» EXERCISE TASK:
Restate the records that follow word for word; no pictures should appear.

Begin THE RECORDS

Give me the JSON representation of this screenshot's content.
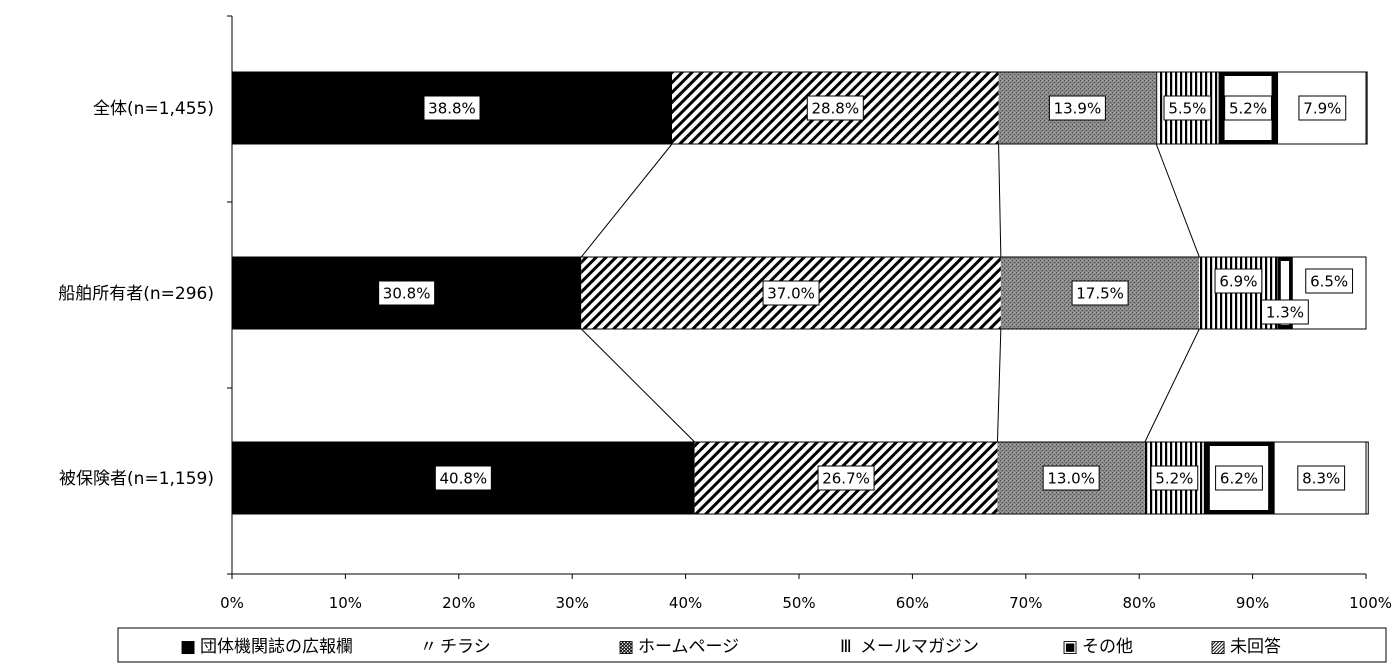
{
  "chart_data": {
    "type": "bar",
    "orientation": "horizontal",
    "stacked": "percent",
    "categories": [
      "全体(n=1,455)",
      "船舶所有者(n=296)",
      "被保険者(n=1,159)"
    ],
    "series": [
      {
        "name": "団体機関誌の広報欄",
        "values": [
          38.8,
          30.8,
          40.8
        ],
        "labels": [
          "38.8%",
          "30.8%",
          "40.8%"
        ],
        "pattern": "solid-black",
        "legend_icon": "■"
      },
      {
        "name": "チラシ",
        "values": [
          28.8,
          37.0,
          26.7
        ],
        "labels": [
          "28.8%",
          "37.0%",
          "26.7%"
        ],
        "pattern": "diagonal-hatch",
        "legend_icon": "〃"
      },
      {
        "name": "ホームページ",
        "values": [
          13.9,
          17.5,
          13.0
        ],
        "labels": [
          "13.9%",
          "17.5%",
          "13.0%"
        ],
        "pattern": "dense-grey",
        "legend_icon": "▩"
      },
      {
        "name": "メールマガジン",
        "values": [
          5.5,
          6.9,
          5.2
        ],
        "labels": [
          "5.5%",
          "6.9%",
          "5.2%"
        ],
        "pattern": "vertical-lines",
        "legend_icon": "Ⅲ"
      },
      {
        "name": "その他",
        "values": [
          5.2,
          1.3,
          6.2
        ],
        "labels": [
          "5.2%",
          "1.3%",
          "6.2%"
        ],
        "pattern": "black-frame",
        "legend_icon": "▣"
      },
      {
        "name": "未回答",
        "values": [
          7.9,
          6.5,
          8.3
        ],
        "labels": [
          "7.9%",
          "6.5%",
          "8.3%"
        ],
        "pattern": "white",
        "legend_icon": "▨"
      }
    ],
    "x_ticks": [
      "0%",
      "10%",
      "20%",
      "30%",
      "40%",
      "50%",
      "60%",
      "70%",
      "80%",
      "90%",
      "100%"
    ],
    "xlim": [
      0,
      100
    ],
    "series_connector_lines": true,
    "legend_position": "bottom",
    "grid": false,
    "colors": {
      "black": "#000000",
      "grey": "#8a8a8a",
      "white": "#ffffff"
    }
  }
}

End THE RECORDS

» EXERCISE RESPONSE:
Give me the JSON representation of this screenshot's content.
{
  "chart_data": {
    "type": "bar",
    "orientation": "horizontal",
    "stacked": "percent",
    "categories": [
      "全体(n=1,455)",
      "船舶所有者(n=296)",
      "被保険者(n=1,159)"
    ],
    "series": [
      {
        "name": "団体機関誌の広報欄",
        "values": [
          38.8,
          30.8,
          40.8
        ],
        "labels": [
          "38.8%",
          "30.8%",
          "40.8%"
        ],
        "pattern": "solid-black",
        "legend_icon": "■"
      },
      {
        "name": "チラシ",
        "values": [
          28.8,
          37.0,
          26.7
        ],
        "labels": [
          "28.8%",
          "37.0%",
          "26.7%"
        ],
        "pattern": "diagonal-hatch",
        "legend_icon": "〃"
      },
      {
        "name": "ホームページ",
        "values": [
          13.9,
          17.5,
          13.0
        ],
        "labels": [
          "13.9%",
          "17.5%",
          "13.0%"
        ],
        "pattern": "dense-grey",
        "legend_icon": "▩"
      },
      {
        "name": "メールマガジン",
        "values": [
          5.5,
          6.9,
          5.2
        ],
        "labels": [
          "5.5%",
          "6.9%",
          "5.2%"
        ],
        "pattern": "vertical-lines",
        "legend_icon": "Ⅲ"
      },
      {
        "name": "その他",
        "values": [
          5.2,
          1.3,
          6.2
        ],
        "labels": [
          "5.2%",
          "1.3%",
          "6.2%"
        ],
        "pattern": "black-frame",
        "legend_icon": "▣"
      },
      {
        "name": "未回答",
        "values": [
          7.9,
          6.5,
          8.3
        ],
        "labels": [
          "7.9%",
          "6.5%",
          "8.3%"
        ],
        "pattern": "white",
        "legend_icon": "▨"
      }
    ],
    "x_ticks": [
      "0%",
      "10%",
      "20%",
      "30%",
      "40%",
      "50%",
      "60%",
      "70%",
      "80%",
      "90%",
      "100%"
    ],
    "xlim": [
      0,
      100
    ],
    "series_connector_lines": true,
    "legend_position": "bottom",
    "grid": false,
    "colors": {
      "black": "#000000",
      "grey": "#8a8a8a",
      "white": "#ffffff"
    }
  }
}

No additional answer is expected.